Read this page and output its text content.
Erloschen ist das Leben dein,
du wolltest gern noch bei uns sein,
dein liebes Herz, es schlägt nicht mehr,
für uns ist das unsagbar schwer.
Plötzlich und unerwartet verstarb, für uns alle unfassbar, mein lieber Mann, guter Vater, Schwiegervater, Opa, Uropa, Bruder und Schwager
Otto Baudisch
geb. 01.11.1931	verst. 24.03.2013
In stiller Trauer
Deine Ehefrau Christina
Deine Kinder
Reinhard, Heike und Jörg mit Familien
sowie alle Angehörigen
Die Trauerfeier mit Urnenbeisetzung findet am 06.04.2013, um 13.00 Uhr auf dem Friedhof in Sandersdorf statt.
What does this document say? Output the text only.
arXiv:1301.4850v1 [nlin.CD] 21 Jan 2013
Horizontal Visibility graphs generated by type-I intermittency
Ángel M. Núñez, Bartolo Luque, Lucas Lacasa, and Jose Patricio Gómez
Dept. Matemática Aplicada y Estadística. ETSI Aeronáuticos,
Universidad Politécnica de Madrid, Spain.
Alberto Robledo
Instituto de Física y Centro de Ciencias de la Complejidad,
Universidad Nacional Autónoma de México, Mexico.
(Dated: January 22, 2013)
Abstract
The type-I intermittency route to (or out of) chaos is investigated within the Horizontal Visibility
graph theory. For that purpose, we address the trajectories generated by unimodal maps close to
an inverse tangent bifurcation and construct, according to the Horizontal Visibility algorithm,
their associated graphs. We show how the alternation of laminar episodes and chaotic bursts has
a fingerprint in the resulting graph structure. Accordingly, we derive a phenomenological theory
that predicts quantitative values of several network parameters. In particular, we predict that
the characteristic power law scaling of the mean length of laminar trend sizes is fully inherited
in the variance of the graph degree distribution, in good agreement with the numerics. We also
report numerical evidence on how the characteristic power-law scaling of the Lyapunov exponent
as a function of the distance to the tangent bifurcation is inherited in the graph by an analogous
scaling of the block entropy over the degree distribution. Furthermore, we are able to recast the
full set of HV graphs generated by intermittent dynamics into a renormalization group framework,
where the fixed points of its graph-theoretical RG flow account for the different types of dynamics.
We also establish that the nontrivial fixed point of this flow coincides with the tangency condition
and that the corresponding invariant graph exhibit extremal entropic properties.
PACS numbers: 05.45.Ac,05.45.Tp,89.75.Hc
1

- _What the exercise asks_
Retype the data in full and match it exactly.

- _Correct response_
Read this page and output its text content.
Erloschen ist das Leben dein,
du wolltest gern noch bei uns sein,
dein liebes Herz, es schlägt nicht mehr,
für uns ist das unsagbar schwer.
Plötzlich und unerwartet verstarb, für uns alle unfassbar, mein lieber Mann, guter Vater, Schwiegervater, Opa, Uropa, Bruder und Schwager
Otto Baudisch
geb. 01.11.1931	verst. 24.03.2013
In stiller Trauer
Deine Ehefrau Christina
Deine Kinder
Reinhard, Heike und Jörg mit Familien
sowie alle Angehörigen
Die Trauerfeier mit Urnenbeisetzung findet am 06.04.2013, um 13.00 Uhr auf dem Friedhof in Sandersdorf statt.
What does this document say? Output the text only.
arXiv:1301.4850v1 [nlin.CD] 21 Jan 2013
Horizontal Visibility graphs generated by type-I intermittency
Ángel M. Núñez, Bartolo Luque, Lucas Lacasa, and Jose Patricio Gómez
Dept. Matemática Aplicada y Estadística. ETSI Aeronáuticos,
Universidad Politécnica de Madrid, Spain.
Alberto Robledo
Instituto de Física y Centro de Ciencias de la Complejidad,
Universidad Nacional Autónoma de México, Mexico.
(Dated: January 22, 2013)
Abstract
The type-I intermittency route to (or out of) chaos is investigated within the Horizontal Visibility
graph theory. For that purpose, we address the trajectories generated by unimodal maps close to
an inverse tangent bifurcation and construct, according to the Horizontal Visibility algorithm,
their associated graphs. We show how the alternation of laminar episodes and chaotic bursts has
a fingerprint in the resulting graph structure. Accordingly, we derive a phenomenological theory
that predicts quantitative values of several network parameters. In particular, we predict that
the characteristic power law scaling of the mean length of laminar trend sizes is fully inherited
in the variance of the graph degree distribution, in good agreement with the numerics. We also
report numerical evidence on how the characteristic power-law scaling of the Lyapunov exponent
as a function of the distance to the tangent bifurcation is inherited in the graph by an analogous
scaling of the block entropy over the degree distribution. Furthermore, we are able to recast the
full set of HV graphs generated by intermittent dynamics into a renormalization group framework,
where the fixed points of its graph-theoretical RG flow account for the different types of dynamics.
We also establish that the nontrivial fixed point of this flow coincides with the tangency condition
and that the corresponding invariant graph exhibit extremal entropic properties.
PACS numbers: 05.45.Ac,05.45.Tp,89.75.Hc
1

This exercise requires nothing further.